Task to carry out - Give back the full listing, character for character, with no pictures.

Given data -
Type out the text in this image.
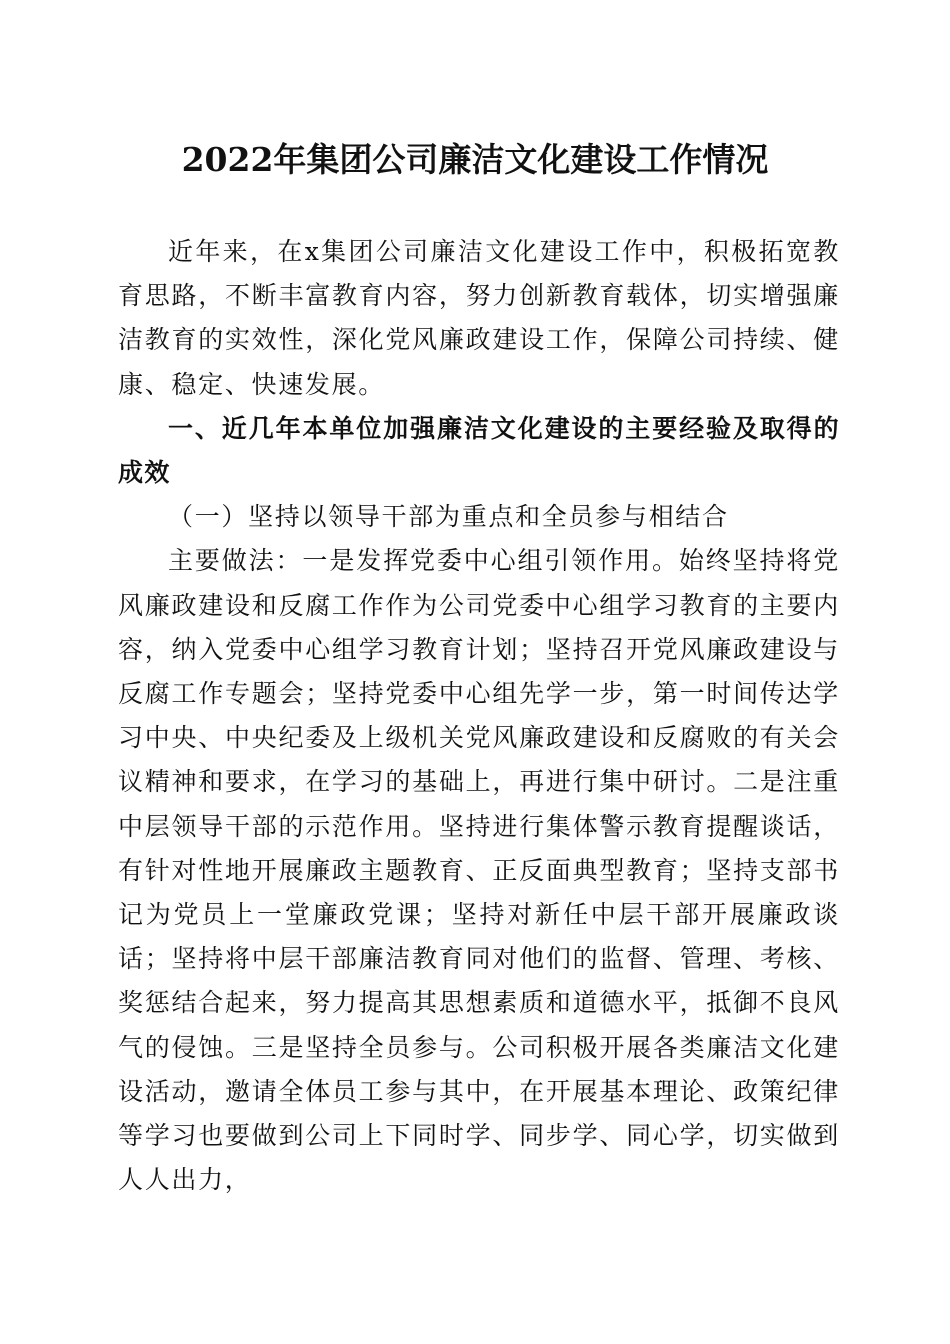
2022年集团公司廉洁文化建设工作情况

近年来，在x集团公司廉洁文化建设工作中，积极拓宽教育思路，不断丰富教育内容，努力创新教育载体，切实增强廉洁教育的实效性，深化党风廉政建设工作，保障公司持续、健康、稳定、快速发展。

一、近几年本单位加强廉洁文化建设的主要经验及取得的成效

（一）坚持以领导干部为重点和全员参与相结合

主要做法：一是发挥党委中心组引领作用。始终坚持将党风廉政建设和反腐工作作为公司党委中心组学习教育的主要内容，纳入党委中心组学习教育计划；坚持召开党风廉政建设与反腐工作专题会；坚持党委中心组先学一步，第一时间传达学习中央、中央纪委及上级机关党风廉政建设和反腐败的有关会议精神和要求，在学习的基础上，再进行集中研讨。二是注重中层领导干部的示范作用。坚持进行集体警示教育提醒谈话，有针对性地开展廉政主题教育、正反面典型教育；坚持支部书记为党员上一堂廉政党课；坚持对新任中层干部开展廉政谈话；坚持将中层干部廉洁教育同对他们的监督、管理、考核、奖惩结合起来，努力提高其思想素质和道德水平，抵御不良风气的侵蚀。三是坚持全员参与。公司积极开展各类廉洁文化建设活动，邀请全体员工参与其中，在开展基本理论、政策纪律等学习也要做到公司上下同时学、同步学、同心学，切实做到人人出力，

Correct result -
Type out the text in this image.
2022年集团公司廉洁文化建设工作情况

近年来，在x集团公司廉洁文化建设工作中，积极拓宽教育思路，不断丰富教育内容，努力创新教育载体，切实增强廉洁教育的实效性，深化党风廉政建设工作，保障公司持续、健康、稳定、快速发展。

一、近几年本单位加强廉洁文化建设的主要经验及取得的成效

（一）坚持以领导干部为重点和全员参与相结合

主要做法：一是发挥党委中心组引领作用。始终坚持将党风廉政建设和反腐工作作为公司党委中心组学习教育的主要内容，纳入党委中心组学习教育计划；坚持召开党风廉政建设与反腐工作专题会；坚持党委中心组先学一步，第一时间传达学习中央、中央纪委及上级机关党风廉政建设和反腐败的有关会议精神和要求，在学习的基础上，再进行集中研讨。二是注重中层领导干部的示范作用。坚持进行集体警示教育提醒谈话，有针对性地开展廉政主题教育、正反面典型教育；坚持支部书记为党员上一堂廉政党课；坚持对新任中层干部开展廉政谈话；坚持将中层干部廉洁教育同对他们的监督、管理、考核、奖惩结合起来，努力提高其思想素质和道德水平，抵御不良风气的侵蚀。三是坚持全员参与。公司积极开展各类廉洁文化建设活动，邀请全体员工参与其中，在开展基本理论、政策纪律等学习也要做到公司上下同时学、同步学、同心学，切实做到人人出力，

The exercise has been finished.